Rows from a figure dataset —
[BEGIN]
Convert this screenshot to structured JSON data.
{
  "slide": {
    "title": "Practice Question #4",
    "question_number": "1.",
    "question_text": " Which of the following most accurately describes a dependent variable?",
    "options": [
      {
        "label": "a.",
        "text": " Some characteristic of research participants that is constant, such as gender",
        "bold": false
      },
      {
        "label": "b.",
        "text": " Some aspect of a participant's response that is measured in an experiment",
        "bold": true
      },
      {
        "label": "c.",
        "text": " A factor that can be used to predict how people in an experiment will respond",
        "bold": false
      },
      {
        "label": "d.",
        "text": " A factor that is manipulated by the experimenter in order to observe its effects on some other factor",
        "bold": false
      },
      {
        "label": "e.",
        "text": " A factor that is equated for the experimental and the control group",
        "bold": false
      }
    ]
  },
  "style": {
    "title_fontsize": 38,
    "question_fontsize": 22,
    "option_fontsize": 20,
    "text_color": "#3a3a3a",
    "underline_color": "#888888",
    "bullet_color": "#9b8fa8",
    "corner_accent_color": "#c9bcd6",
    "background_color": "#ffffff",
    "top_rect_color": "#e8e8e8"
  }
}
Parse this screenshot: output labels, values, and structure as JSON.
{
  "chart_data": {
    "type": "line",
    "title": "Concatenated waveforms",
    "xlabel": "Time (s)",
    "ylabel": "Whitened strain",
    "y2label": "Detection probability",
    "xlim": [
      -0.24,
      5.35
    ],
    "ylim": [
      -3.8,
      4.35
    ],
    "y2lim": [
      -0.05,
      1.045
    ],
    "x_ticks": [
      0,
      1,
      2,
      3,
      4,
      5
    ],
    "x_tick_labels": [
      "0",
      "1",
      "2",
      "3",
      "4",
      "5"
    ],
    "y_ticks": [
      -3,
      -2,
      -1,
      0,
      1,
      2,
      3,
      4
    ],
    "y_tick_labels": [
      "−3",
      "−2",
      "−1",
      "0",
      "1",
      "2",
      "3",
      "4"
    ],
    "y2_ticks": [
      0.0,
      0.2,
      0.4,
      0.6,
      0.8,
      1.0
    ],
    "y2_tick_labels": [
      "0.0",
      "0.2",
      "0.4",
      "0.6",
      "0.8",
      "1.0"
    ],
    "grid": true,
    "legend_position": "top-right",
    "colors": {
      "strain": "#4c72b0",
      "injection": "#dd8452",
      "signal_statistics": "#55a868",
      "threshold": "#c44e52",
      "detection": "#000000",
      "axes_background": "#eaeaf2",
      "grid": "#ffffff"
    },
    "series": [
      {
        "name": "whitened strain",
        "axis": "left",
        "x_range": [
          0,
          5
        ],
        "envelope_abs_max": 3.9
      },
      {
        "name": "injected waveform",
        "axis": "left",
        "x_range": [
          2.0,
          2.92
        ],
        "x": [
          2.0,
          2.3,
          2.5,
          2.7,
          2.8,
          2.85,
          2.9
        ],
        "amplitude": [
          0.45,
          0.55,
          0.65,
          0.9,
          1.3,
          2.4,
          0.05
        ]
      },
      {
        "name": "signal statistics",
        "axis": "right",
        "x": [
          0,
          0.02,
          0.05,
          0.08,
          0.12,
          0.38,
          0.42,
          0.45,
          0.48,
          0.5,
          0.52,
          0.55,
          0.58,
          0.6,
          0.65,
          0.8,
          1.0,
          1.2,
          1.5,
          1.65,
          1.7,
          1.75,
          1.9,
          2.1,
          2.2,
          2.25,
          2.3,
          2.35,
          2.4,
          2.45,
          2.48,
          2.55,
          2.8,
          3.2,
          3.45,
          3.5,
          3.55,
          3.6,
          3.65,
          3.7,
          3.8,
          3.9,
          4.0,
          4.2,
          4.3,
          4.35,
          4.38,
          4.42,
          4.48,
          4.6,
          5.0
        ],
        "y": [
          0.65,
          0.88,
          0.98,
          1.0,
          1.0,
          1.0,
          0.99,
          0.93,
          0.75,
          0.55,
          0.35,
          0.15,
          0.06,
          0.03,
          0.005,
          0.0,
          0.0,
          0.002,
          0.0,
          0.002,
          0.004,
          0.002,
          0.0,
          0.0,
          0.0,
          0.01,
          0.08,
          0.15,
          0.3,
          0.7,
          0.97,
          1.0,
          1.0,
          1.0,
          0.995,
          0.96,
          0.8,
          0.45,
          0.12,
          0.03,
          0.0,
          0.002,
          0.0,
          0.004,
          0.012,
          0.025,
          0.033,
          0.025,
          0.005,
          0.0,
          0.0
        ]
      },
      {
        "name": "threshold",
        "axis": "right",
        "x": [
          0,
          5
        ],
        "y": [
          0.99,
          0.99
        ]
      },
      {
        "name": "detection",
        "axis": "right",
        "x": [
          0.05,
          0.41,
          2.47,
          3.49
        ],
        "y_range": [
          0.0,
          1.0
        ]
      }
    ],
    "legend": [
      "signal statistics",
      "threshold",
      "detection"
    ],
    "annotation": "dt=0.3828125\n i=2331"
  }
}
[END]
What is expected — List each line of the entries that holds the string "name".

Correct response —
        "name": "whitened strain",
        "name": "injected waveform",
        "name": "signal statistics",
        "name": "threshold",
        "name": "detection",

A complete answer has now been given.